Exercise objective: Return the whole listing exactly as it stands.

Input records:
* START *

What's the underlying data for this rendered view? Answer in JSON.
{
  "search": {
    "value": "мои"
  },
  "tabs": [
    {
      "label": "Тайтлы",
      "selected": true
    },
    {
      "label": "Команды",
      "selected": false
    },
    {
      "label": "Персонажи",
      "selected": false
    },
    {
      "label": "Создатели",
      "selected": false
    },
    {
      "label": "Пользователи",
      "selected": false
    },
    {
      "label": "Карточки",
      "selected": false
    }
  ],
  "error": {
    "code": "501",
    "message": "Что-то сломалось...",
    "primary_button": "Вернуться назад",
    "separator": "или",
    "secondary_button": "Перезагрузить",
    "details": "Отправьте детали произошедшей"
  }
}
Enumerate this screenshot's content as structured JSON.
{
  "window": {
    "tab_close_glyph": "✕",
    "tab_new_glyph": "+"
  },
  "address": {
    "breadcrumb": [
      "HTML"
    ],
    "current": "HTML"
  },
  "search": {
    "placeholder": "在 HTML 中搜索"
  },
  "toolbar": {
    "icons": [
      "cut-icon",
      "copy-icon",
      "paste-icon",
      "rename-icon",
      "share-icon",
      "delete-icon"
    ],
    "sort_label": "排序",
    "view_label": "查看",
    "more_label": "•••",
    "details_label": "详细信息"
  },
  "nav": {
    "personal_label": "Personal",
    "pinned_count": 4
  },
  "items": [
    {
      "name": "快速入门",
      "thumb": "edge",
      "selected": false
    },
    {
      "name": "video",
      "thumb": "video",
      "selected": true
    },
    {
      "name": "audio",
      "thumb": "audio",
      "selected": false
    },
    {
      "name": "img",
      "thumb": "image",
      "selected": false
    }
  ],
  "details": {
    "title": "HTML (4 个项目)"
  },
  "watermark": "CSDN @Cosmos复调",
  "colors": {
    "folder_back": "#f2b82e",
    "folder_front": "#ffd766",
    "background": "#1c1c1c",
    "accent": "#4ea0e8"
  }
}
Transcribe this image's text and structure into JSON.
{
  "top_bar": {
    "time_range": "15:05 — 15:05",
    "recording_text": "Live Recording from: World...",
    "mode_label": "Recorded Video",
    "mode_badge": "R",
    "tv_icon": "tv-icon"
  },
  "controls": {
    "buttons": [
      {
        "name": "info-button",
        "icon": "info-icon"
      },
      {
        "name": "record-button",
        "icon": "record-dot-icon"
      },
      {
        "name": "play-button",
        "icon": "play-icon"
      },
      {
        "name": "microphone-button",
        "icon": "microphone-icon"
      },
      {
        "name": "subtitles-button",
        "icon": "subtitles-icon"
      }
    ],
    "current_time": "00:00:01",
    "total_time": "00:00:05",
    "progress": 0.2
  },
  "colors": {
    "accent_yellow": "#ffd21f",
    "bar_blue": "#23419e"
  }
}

* END *

Full solution:
What's the underlying data for this rendered view? Answer in JSON.
{
  "search": {
    "value": "мои"
  },
  "tabs": [
    {
      "label": "Тайтлы",
      "selected": true
    },
    {
      "label": "Команды",
      "selected": false
    },
    {
      "label": "Персонажи",
      "selected": false
    },
    {
      "label": "Создатели",
      "selected": false
    },
    {
      "label": "Пользователи",
      "selected": false
    },
    {
      "label": "Карточки",
      "selected": false
    }
  ],
  "error": {
    "code": "501",
    "message": "Что-то сломалось...",
    "primary_button": "Вернуться назад",
    "separator": "или",
    "secondary_button": "Перезагрузить",
    "details": "Отправьте детали произошедшей"
  }
}
Enumerate this screenshot's content as structured JSON.
{
  "window": {
    "tab_close_glyph": "✕",
    "tab_new_glyph": "+"
  },
  "address": {
    "breadcrumb": [
      "HTML"
    ],
    "current": "HTML"
  },
  "search": {
    "placeholder": "在 HTML 中搜索"
  },
  "toolbar": {
    "icons": [
      "cut-icon",
      "copy-icon",
      "paste-icon",
      "rename-icon",
      "share-icon",
      "delete-icon"
    ],
    "sort_label": "排序",
    "view_label": "查看",
    "more_label": "•••",
    "details_label": "详细信息"
  },
  "nav": {
    "personal_label": "Personal",
    "pinned_count": 4
  },
  "items": [
    {
      "name": "快速入门",
      "thumb": "edge",
      "selected": false
    },
    {
      "name": "video",
      "thumb": "video",
      "selected": true
    },
    {
      "name": "audio",
      "thumb": "audio",
      "selected": false
    },
    {
      "name": "img",
      "thumb": "image",
      "selected": false
    }
  ],
  "details": {
    "title": "HTML (4 个项目)"
  },
  "watermark": "CSDN @Cosmos复调",
  "colors": {
    "folder_back": "#f2b82e",
    "folder_front": "#ffd766",
    "background": "#1c1c1c",
    "accent": "#4ea0e8"
  }
}
Transcribe this image's text and structure into JSON.
{
  "top_bar": {
    "time_range": "15:05 — 15:05",
    "recording_text": "Live Recording from: World...",
    "mode_label": "Recorded Video",
    "mode_badge": "R",
    "tv_icon": "tv-icon"
  },
  "controls": {
    "buttons": [
      {
        "name": "info-button",
        "icon": "info-icon"
      },
      {
        "name": "record-button",
        "icon": "record-dot-icon"
      },
      {
        "name": "play-button",
        "icon": "play-icon"
      },
      {
        "name": "microphone-button",
        "icon": "microphone-icon"
      },
      {
        "name": "subtitles-button",
        "icon": "subtitles-icon"
      }
    ],
    "current_time": "00:00:01",
    "total_time": "00:00:05",
    "progress": 0.2
  },
  "colors": {
    "accent_yellow": "#ffd21f",
    "bar_blue": "#23419e"
  }
}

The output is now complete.